---------- Data section

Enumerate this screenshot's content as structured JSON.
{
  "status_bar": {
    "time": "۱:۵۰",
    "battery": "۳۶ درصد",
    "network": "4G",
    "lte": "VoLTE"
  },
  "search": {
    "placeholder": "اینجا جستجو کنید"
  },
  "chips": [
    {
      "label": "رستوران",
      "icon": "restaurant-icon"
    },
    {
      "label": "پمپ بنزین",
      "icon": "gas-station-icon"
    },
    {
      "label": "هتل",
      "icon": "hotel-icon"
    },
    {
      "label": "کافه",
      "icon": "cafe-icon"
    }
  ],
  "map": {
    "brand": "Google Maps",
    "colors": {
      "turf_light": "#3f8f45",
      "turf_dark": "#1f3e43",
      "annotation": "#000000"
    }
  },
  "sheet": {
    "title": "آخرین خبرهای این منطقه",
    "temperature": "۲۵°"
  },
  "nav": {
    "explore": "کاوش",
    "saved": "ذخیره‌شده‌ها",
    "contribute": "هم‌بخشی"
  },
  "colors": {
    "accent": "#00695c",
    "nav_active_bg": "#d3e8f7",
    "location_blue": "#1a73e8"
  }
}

--------------------

--- What is being asked ---
Output the listing above exactly as it appears.

--- Exercise response ---
Enumerate this screenshot's content as structured JSON.
{
  "status_bar": {
    "time": "۱:۵۰",
    "battery": "۳۶ درصد",
    "network": "4G",
    "lte": "VoLTE"
  },
  "search": {
    "placeholder": "اینجا جستجو کنید"
  },
  "chips": [
    {
      "label": "رستوران",
      "icon": "restaurant-icon"
    },
    {
      "label": "پمپ بنزین",
      "icon": "gas-station-icon"
    },
    {
      "label": "هتل",
      "icon": "hotel-icon"
    },
    {
      "label": "کافه",
      "icon": "cafe-icon"
    }
  ],
  "map": {
    "brand": "Google Maps",
    "colors": {
      "turf_light": "#3f8f45",
      "turf_dark": "#1f3e43",
      "annotation": "#000000"
    }
  },
  "sheet": {
    "title": "آخرین خبرهای این منطقه",
    "temperature": "۲۵°"
  },
  "nav": {
    "explore": "کاوش",
    "saved": "ذخیره‌شده‌ها",
    "contribute": "هم‌بخشی"
  },
  "colors": {
    "accent": "#00695c",
    "nav_active_bg": "#d3e8f7",
    "location_blue": "#1a73e8"
  }
}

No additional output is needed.